→ Short task
Look for "caules" in each line of the entries, and return the matching lines.

→ Excerpted records
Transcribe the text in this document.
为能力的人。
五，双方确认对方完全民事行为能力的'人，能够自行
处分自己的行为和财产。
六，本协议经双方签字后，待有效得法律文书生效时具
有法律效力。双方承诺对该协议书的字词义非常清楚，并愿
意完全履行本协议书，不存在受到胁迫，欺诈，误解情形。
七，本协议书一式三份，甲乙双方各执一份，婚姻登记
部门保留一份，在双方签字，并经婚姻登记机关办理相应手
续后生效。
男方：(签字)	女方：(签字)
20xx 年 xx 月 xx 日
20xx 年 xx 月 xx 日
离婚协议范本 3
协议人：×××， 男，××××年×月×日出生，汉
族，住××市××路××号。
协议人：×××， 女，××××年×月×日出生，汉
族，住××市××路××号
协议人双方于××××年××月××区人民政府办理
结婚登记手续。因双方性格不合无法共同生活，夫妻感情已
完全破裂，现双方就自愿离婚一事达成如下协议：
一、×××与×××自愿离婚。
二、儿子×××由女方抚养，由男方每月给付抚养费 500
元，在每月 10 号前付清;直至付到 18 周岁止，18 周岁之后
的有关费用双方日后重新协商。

...

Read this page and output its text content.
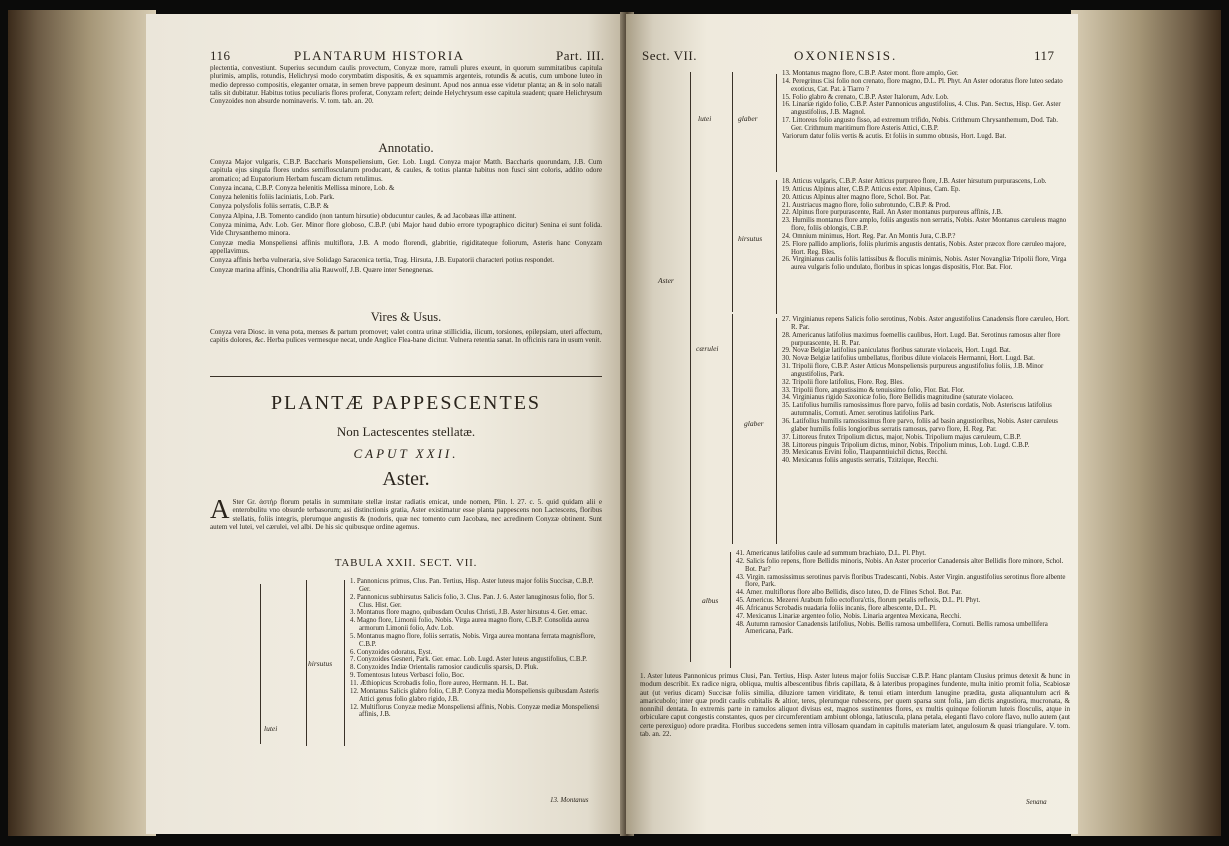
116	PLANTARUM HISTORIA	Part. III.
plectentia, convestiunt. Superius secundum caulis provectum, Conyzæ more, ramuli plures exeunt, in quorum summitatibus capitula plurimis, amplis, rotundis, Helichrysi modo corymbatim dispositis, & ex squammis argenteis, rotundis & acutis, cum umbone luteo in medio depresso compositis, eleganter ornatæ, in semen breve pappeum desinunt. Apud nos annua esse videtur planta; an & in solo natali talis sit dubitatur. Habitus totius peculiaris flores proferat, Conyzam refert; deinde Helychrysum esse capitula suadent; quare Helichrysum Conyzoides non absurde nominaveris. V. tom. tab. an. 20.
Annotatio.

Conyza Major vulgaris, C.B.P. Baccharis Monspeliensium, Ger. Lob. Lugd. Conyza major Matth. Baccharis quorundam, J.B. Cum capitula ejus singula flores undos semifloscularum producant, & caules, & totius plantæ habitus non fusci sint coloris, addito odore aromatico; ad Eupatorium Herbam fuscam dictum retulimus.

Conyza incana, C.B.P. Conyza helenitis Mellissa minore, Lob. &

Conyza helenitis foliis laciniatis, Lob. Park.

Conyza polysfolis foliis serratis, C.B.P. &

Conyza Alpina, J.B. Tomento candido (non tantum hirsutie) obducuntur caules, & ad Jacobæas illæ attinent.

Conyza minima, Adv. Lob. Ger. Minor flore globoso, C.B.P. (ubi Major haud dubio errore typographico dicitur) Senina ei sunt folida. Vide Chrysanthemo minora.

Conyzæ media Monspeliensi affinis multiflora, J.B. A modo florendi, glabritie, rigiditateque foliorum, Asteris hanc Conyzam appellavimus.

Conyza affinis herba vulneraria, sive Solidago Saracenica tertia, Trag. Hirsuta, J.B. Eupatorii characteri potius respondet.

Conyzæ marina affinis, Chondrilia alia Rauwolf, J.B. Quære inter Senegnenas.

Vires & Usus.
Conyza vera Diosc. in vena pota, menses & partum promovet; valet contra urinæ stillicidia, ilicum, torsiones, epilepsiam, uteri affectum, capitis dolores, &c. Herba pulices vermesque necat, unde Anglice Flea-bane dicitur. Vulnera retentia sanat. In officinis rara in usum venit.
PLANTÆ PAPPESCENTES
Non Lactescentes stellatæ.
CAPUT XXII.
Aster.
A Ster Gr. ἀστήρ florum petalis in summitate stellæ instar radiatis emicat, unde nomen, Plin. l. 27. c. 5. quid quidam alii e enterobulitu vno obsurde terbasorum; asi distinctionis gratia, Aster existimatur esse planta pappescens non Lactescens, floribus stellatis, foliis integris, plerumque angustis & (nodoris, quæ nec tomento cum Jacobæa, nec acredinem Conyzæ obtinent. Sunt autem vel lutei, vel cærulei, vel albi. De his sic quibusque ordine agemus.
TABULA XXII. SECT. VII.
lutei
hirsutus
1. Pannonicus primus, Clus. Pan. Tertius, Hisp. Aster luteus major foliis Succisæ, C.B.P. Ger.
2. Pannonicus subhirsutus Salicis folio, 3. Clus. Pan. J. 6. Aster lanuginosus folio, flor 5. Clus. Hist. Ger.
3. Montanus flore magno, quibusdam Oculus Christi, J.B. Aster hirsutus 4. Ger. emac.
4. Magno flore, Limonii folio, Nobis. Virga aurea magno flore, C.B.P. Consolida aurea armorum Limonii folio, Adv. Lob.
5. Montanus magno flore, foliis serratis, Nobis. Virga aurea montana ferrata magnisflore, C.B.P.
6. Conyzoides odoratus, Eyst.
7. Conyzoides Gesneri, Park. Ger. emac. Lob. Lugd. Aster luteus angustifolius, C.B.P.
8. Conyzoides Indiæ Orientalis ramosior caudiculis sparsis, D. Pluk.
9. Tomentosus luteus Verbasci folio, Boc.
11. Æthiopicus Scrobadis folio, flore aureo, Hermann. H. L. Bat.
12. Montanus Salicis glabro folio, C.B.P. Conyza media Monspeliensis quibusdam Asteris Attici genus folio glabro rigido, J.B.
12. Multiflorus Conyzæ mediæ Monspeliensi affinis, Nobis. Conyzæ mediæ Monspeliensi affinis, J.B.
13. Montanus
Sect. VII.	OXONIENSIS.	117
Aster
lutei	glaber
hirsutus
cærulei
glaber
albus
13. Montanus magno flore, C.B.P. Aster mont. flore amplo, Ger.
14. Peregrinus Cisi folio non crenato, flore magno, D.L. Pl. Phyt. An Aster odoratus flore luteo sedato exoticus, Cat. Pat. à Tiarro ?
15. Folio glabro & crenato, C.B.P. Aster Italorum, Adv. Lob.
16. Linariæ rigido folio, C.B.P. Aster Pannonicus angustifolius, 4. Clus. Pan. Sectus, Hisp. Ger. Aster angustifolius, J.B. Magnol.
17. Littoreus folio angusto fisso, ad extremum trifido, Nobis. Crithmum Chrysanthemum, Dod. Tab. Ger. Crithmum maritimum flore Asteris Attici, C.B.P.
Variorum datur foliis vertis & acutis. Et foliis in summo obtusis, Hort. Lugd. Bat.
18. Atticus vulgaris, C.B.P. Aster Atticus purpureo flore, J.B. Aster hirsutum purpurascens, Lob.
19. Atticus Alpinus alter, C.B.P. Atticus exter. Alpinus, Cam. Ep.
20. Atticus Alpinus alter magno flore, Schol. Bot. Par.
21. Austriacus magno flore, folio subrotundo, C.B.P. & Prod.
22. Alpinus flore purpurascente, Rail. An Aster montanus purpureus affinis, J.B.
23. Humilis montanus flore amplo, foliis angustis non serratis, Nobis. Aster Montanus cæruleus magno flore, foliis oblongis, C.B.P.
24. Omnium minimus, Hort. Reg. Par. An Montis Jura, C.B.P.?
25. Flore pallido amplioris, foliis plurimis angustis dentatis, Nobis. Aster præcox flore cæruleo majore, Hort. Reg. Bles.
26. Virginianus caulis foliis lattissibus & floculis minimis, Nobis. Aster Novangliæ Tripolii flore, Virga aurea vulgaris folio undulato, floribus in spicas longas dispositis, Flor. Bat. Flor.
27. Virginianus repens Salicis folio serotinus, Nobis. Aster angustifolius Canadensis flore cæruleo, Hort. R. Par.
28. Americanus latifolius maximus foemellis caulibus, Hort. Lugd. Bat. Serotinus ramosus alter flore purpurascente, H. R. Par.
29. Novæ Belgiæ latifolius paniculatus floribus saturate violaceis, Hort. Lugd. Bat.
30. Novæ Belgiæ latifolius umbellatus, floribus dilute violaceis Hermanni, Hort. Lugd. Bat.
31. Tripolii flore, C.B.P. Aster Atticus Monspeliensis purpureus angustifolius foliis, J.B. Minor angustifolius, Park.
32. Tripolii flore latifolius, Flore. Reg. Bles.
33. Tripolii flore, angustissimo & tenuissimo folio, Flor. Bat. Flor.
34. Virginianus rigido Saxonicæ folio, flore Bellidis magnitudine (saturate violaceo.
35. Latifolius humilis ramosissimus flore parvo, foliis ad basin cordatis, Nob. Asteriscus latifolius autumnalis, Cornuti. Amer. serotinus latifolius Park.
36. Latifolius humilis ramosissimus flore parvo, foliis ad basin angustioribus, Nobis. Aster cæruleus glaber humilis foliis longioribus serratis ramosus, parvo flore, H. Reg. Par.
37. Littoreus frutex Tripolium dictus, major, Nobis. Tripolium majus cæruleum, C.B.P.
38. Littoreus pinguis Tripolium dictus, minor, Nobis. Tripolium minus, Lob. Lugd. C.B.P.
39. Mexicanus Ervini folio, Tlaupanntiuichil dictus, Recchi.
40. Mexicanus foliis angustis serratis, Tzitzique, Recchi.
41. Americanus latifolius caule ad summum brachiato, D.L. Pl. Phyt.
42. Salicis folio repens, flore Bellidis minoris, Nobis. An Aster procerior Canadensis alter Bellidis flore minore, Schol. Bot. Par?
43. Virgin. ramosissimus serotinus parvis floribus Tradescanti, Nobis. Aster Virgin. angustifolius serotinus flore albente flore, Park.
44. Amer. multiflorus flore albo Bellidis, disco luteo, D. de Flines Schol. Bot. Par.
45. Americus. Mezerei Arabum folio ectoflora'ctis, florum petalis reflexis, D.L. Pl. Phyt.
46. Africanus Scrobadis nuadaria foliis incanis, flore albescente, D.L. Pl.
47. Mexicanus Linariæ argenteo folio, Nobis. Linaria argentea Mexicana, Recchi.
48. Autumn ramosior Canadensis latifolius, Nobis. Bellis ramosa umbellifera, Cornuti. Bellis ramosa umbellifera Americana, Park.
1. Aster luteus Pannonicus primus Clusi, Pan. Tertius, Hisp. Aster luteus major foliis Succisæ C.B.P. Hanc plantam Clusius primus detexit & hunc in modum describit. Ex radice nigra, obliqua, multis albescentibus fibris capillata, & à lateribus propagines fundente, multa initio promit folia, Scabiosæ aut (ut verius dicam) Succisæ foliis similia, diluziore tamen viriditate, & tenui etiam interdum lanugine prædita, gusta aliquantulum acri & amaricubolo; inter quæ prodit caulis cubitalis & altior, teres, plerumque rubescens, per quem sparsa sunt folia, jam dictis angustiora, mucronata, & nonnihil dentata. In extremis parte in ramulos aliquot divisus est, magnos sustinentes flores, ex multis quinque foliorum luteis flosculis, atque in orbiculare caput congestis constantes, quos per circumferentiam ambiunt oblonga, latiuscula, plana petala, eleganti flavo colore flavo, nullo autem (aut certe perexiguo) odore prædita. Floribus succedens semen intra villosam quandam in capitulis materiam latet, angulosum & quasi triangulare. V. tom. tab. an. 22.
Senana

→ Task output
Conyza Major vulgaris, C.B.P. Baccharis Monspeliensium, Ger. Lob. Lugd. Conyza major Matth. Baccharis quorundam, J.B. Cum capitula ejus singula flores undos semifloscularum producant, & caules, & totius plantæ habitus non fusci sint coloris, addito odore aromatico; ad Eupatorium Herbam fuscam dictum retulimus.
Conyza Alpina, J.B. Tomento candido (non tantum hirsutie) obducuntur caules, & ad Jacobæas illæ attinent.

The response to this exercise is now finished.